■ MATERIAL TO PROCESS

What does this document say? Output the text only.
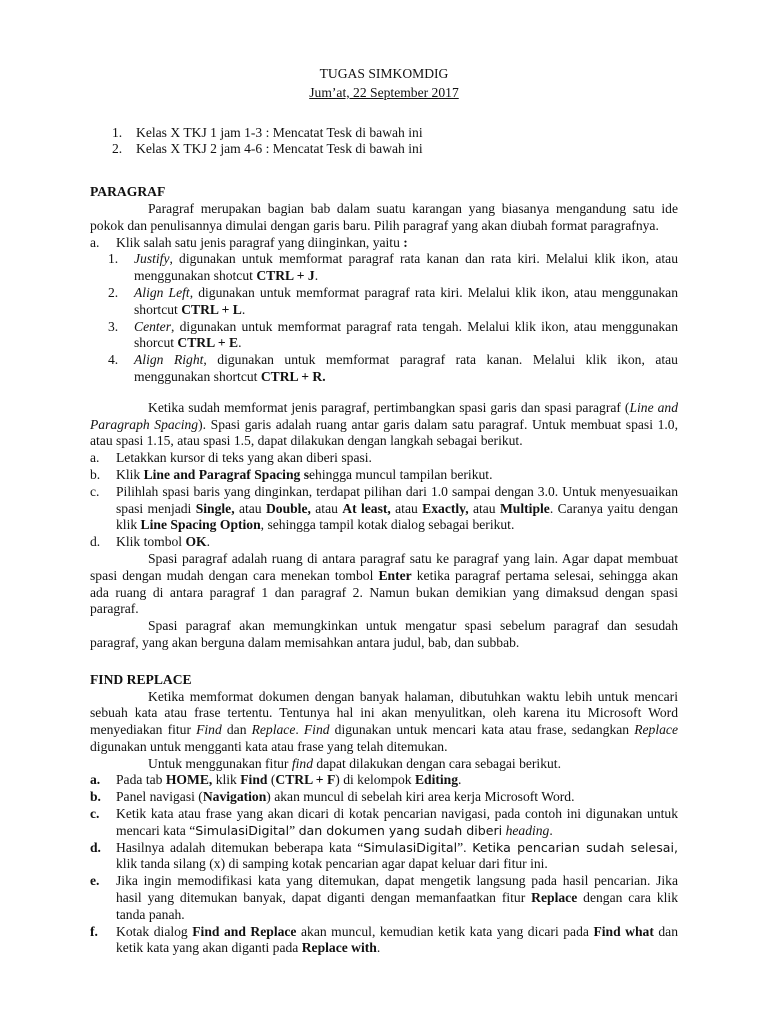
TUGAS SIMKOMDIG
Jum’at, 22 September 2017
1.	Kelas X TKJ 1 jam 1-3 : Mencatat Tesk di bawah ini
2.	Kelas X TKJ 2 jam 4-6 : Mencatat Tesk di bawah ini
PARAGRAF
Paragraf merupakan bagian bab dalam suatu karangan yang biasanya mengandung satu ide pokok dan penulisannya dimulai dengan garis baru. Pilih paragraf yang akan diubah format paragrafnya.
a.	Klik salah satu jenis paragraf yang diinginkan, yaitu :
1.	Justify, digunakan untuk memformat paragraf rata kanan dan rata kiri. Melalui klik ikon, atau menggunakan shotcut CTRL + J.
2.	Align Left, digunakan untuk memformat paragraf rata kiri. Melalui klik ikon, atau menggunakan shortcut CTRL + L.
3.	Center, digunakan untuk memformat paragraf rata tengah. Melalui klik ikon, atau menggunakan shorcut CTRL + E.
4.	Align Right, digunakan untuk memformat paragraf rata kanan. Melalui klik ikon, atau menggunakan shortcut CTRL + R.
Ketika sudah memformat jenis paragraf, pertimbangkan spasi garis dan spasi paragraf (Line and Paragraph Spacing). Spasi garis adalah ruang antar garis dalam satu paragraf. Untuk membuat spasi 1.0, atau spasi 1.15, atau spasi 1.5, dapat dilakukan dengan langkah sebagai berikut.
a.	Letakkan kursor di teks yang akan diberi spasi.
b.	Klik Line and Paragraf Spacing sehingga muncul tampilan berikut.
c.	Pilihlah spasi baris yang dinginkan, terdapat pilihan dari 1.0 sampai dengan 3.0. Untuk menyesuaikan spasi menjadi Single, atau Double, atau At least, atau Exactly, atau Multiple. Caranya yaitu dengan klik Line Spacing Option, sehingga tampil kotak dialog sebagai berikut.
d.	Klik tombol OK.
Spasi paragraf adalah ruang di antara paragraf satu ke paragraf yang lain. Agar dapat membuat spasi dengan mudah dengan cara menekan tombol Enter ketika paragraf pertama selesai, sehingga akan ada ruang di antara paragraf 1 dan paragraf 2. Namun bukan demikian yang dimaksud dengan spasi paragraf.
Spasi paragraf akan memungkinkan untuk mengatur spasi sebelum paragraf dan sesudah paragraf, yang akan berguna dalam memisahkan antara judul, bab, dan subbab.
FIND REPLACE
Ketika memformat dokumen dengan banyak halaman, dibutuhkan waktu lebih untuk mencari sebuah kata atau frase tertentu. Tentunya hal ini akan menyulitkan, oleh karena itu Microsoft Word menyediakan fitur Find dan Replace. Find digunakan untuk mencari kata atau frase, sedangkan Replace digunakan untuk mengganti kata atau frase yang telah ditemukan.
Untuk menggunakan fitur find dapat dilakukan dengan cara sebagai berikut.
a.	Pada tab HOME, klik Find (CTRL + F) di kelompok Editing.
b.	Panel navigasi (Navigation) akan muncul di sebelah kiri area kerja Microsoft Word.
c.	Ketik kata atau frase yang akan dicari di kotak pencarian navigasi, pada contoh ini digunakan untuk mencari kata “SimulasiDigital” dan dokumen yang sudah diberi heading.
d.	Hasilnya adalah ditemukan beberapa kata “SimulasiDigital”. Ketika pencarian sudah selesai, klik tanda silang (x) di samping kotak pencarian agar dapat keluar dari fitur ini.
e.	Jika ingin memodifikasi kata yang ditemukan, dapat mengetik langsung pada hasil pencarian. Jika hasil yang ditemukan banyak, dapat diganti dengan memanfaatkan fitur Replace dengan cara klik tanda panah.
f.	Kotak dialog Find and Replace akan muncul, kemudian ketik kata yang dicari pada Find what dan ketik kata yang akan diganti pada Replace with.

■ OBJECTIVE
Transcribe every line from the records above without alteration, and leave out the images.

■ THE REPLY
What does this document say? Output the text only.
TUGAS SIMKOMDIG
Jum’at, 22 September 2017
1.	Kelas X TKJ 1 jam 1-3 : Mencatat Tesk di bawah ini
2.	Kelas X TKJ 2 jam 4-6 : Mencatat Tesk di bawah ini
PARAGRAF
Paragraf merupakan bagian bab dalam suatu karangan yang biasanya mengandung satu ide pokok dan penulisannya dimulai dengan garis baru. Pilih paragraf yang akan diubah format paragrafnya.
a.	Klik salah satu jenis paragraf yang diinginkan, yaitu :
1.	Justify, digunakan untuk memformat paragraf rata kanan dan rata kiri. Melalui klik ikon, atau menggunakan shotcut CTRL + J.
2.	Align Left, digunakan untuk memformat paragraf rata kiri. Melalui klik ikon, atau menggunakan shortcut CTRL + L.
3.	Center, digunakan untuk memformat paragraf rata tengah. Melalui klik ikon, atau menggunakan shorcut CTRL + E.
4.	Align Right, digunakan untuk memformat paragraf rata kanan. Melalui klik ikon, atau menggunakan shortcut CTRL + R.
Ketika sudah memformat jenis paragraf, pertimbangkan spasi garis dan spasi paragraf (Line and Paragraph Spacing). Spasi garis adalah ruang antar garis dalam satu paragraf. Untuk membuat spasi 1.0, atau spasi 1.15, atau spasi 1.5, dapat dilakukan dengan langkah sebagai berikut.
a.	Letakkan kursor di teks yang akan diberi spasi.
b.	Klik Line and Paragraf Spacing sehingga muncul tampilan berikut.
c.	Pilihlah spasi baris yang dinginkan, terdapat pilihan dari 1.0 sampai dengan 3.0. Untuk menyesuaikan spasi menjadi Single, atau Double, atau At least, atau Exactly, atau Multiple. Caranya yaitu dengan klik Line Spacing Option, sehingga tampil kotak dialog sebagai berikut.
d.	Klik tombol OK.
Spasi paragraf adalah ruang di antara paragraf satu ke paragraf yang lain. Agar dapat membuat spasi dengan mudah dengan cara menekan tombol Enter ketika paragraf pertama selesai, sehingga akan ada ruang di antara paragraf 1 dan paragraf 2. Namun bukan demikian yang dimaksud dengan spasi paragraf.
Spasi paragraf akan memungkinkan untuk mengatur spasi sebelum paragraf dan sesudah paragraf, yang akan berguna dalam memisahkan antara judul, bab, dan subbab.
FIND REPLACE
Ketika memformat dokumen dengan banyak halaman, dibutuhkan waktu lebih untuk mencari sebuah kata atau frase tertentu. Tentunya hal ini akan menyulitkan, oleh karena itu Microsoft Word menyediakan fitur Find dan Replace. Find digunakan untuk mencari kata atau frase, sedangkan Replace digunakan untuk mengganti kata atau frase yang telah ditemukan.
Untuk menggunakan fitur find dapat dilakukan dengan cara sebagai berikut.
a.	Pada tab HOME, klik Find (CTRL + F) di kelompok Editing.
b.	Panel navigasi (Navigation) akan muncul di sebelah kiri area kerja Microsoft Word.
c.	Ketik kata atau frase yang akan dicari di kotak pencarian navigasi, pada contoh ini digunakan untuk mencari kata “SimulasiDigital” dan dokumen yang sudah diberi heading.
d.	Hasilnya adalah ditemukan beberapa kata “SimulasiDigital”. Ketika pencarian sudah selesai, klik tanda silang (x) di samping kotak pencarian agar dapat keluar dari fitur ini.
e.	Jika ingin memodifikasi kata yang ditemukan, dapat mengetik langsung pada hasil pencarian. Jika hasil yang ditemukan banyak, dapat diganti dengan memanfaatkan fitur Replace dengan cara klik tanda panah.
f.	Kotak dialog Find and Replace akan muncul, kemudian ketik kata yang dicari pada Find what dan ketik kata yang akan diganti pada Replace with.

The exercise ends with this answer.